• _Given request_
Look through the data below. Collect every line where the word "subtitle" occurs.

• _Recorded data_
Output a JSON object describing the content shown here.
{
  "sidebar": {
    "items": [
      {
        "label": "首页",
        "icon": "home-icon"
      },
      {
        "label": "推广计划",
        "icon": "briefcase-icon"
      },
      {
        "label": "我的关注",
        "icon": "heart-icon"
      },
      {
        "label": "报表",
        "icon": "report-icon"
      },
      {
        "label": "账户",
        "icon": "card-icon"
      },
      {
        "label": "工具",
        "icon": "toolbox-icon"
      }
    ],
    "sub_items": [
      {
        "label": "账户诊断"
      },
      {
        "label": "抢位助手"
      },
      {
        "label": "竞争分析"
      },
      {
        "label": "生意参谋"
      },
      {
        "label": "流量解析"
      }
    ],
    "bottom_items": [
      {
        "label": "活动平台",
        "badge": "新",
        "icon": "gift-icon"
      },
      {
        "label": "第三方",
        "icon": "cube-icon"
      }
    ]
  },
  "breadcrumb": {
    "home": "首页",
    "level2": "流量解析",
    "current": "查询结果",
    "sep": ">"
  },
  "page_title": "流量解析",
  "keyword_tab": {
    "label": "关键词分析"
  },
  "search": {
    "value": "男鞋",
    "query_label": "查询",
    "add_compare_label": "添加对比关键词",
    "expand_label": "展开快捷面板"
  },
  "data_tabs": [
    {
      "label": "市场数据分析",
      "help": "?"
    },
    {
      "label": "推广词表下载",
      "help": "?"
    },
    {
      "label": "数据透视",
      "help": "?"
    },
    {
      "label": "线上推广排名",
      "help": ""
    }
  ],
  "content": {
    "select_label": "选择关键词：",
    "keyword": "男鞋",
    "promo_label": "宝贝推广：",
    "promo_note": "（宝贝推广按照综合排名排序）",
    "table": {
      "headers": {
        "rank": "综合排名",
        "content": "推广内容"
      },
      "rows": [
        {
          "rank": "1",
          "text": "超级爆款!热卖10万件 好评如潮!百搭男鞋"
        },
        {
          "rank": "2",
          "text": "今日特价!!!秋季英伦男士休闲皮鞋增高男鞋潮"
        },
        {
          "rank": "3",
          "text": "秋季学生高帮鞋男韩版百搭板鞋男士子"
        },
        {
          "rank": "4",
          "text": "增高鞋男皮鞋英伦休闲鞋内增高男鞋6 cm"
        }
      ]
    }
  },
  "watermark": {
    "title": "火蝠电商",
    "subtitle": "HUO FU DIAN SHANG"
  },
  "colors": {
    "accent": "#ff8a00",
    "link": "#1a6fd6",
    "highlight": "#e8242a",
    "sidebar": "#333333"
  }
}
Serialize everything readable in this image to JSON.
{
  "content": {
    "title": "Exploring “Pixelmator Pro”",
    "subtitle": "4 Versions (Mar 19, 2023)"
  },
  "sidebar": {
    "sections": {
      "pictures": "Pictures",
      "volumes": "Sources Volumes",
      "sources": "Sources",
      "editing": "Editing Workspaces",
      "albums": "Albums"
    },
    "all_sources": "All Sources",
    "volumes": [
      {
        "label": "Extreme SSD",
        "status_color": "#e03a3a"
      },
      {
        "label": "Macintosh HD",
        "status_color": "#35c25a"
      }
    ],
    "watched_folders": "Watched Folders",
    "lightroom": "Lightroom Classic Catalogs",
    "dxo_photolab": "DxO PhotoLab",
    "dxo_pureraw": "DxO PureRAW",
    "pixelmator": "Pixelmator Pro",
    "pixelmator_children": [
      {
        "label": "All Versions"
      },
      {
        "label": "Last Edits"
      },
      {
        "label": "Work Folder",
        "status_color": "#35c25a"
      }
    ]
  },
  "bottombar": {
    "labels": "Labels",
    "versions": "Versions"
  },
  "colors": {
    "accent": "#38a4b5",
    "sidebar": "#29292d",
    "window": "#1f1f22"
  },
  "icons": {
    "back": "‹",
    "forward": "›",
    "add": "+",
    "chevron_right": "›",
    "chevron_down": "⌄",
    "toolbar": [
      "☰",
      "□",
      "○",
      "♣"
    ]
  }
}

• _Task result_
    "subtitle": "HUO FU DIAN SHANG"
    "subtitle": "4 Versions (Mar 19, 2023)"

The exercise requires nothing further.